Set exercise: Review the material line by line. Identify and copy every line that contains the string "development".

Working data:
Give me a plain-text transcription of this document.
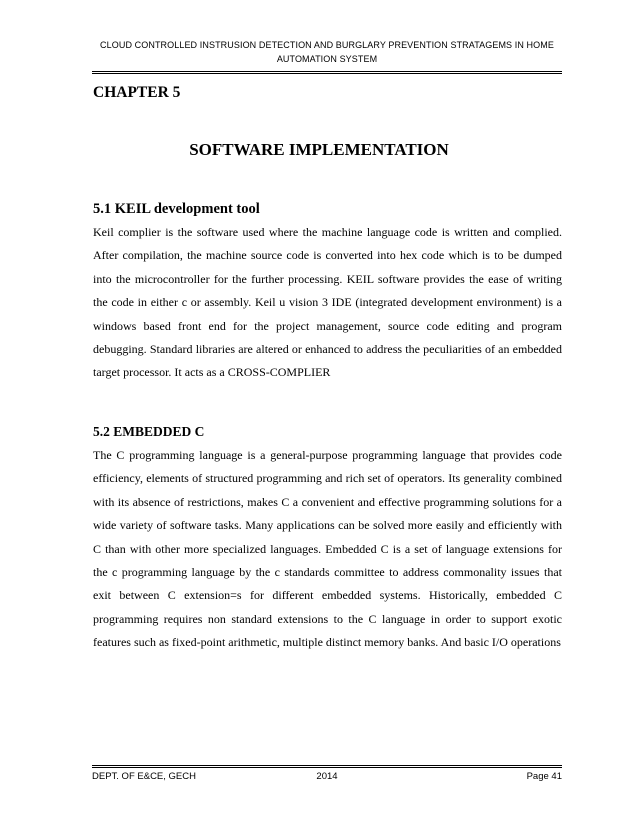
CLOUD CONTROLLED INSTRUSION DETECTION AND BURGLARY PREVENTION STRATAGEMS IN HOME
AUTOMATION SYSTEM
CHAPTER 5
SOFTWARE IMPLEMENTATION
5.1 KEIL development tool

Keil complier is the software used where the machine language code is written and complied. After compilation, the machine source code is converted into hex code which is to be dumped into the microcontroller for the further processing. KEIL software provides the ease of writing the code in either c or assembly. Keil u vision 3 IDE (integrated development environment) is a windows based front end for the project management, source code editing and program debugging. Standard libraries are altered or enhanced to address the peculiarities of an embedded target processor. It acts as a CROSS-COMPLIER

5.2 EMBEDDED C

The C programming language is a general-purpose programming language that provides code efficiency, elements of structured programming and rich set of operators. Its generality combined with its absence of restrictions, makes C a convenient and effective programming solutions for a wide variety of software tasks. Many applications can be solved more easily and efficiently with C than with other more specialized languages. Embedded C is a set of language extensions for the c programming language by the c standards committee to address commonality issues that exit between C extension=s for different embedded systems. Historically, embedded C programming requires non standard extensions to the C language in order to support exotic features such as fixed-point arithmetic, multiple distinct memory banks. And basic I/O operations

DEPT. OF E&CE, GECH	2014	Page 41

Answer to this task:
5.1 KEIL development tool
Keil complier is the software used where the machine language code is written and complied. After compilation, the machine source code is converted into hex code which is to be dumped into the microcontroller for the further processing. KEIL software provides the ease of writing the code in either c or assembly. Keil u vision 3 IDE (integrated development environment) is a windows based front end for the project management, source code editing and program debugging. Standard libraries are altered or enhanced to address the peculiarities of an embedded target processor. It acts as a CROSS-COMPLIER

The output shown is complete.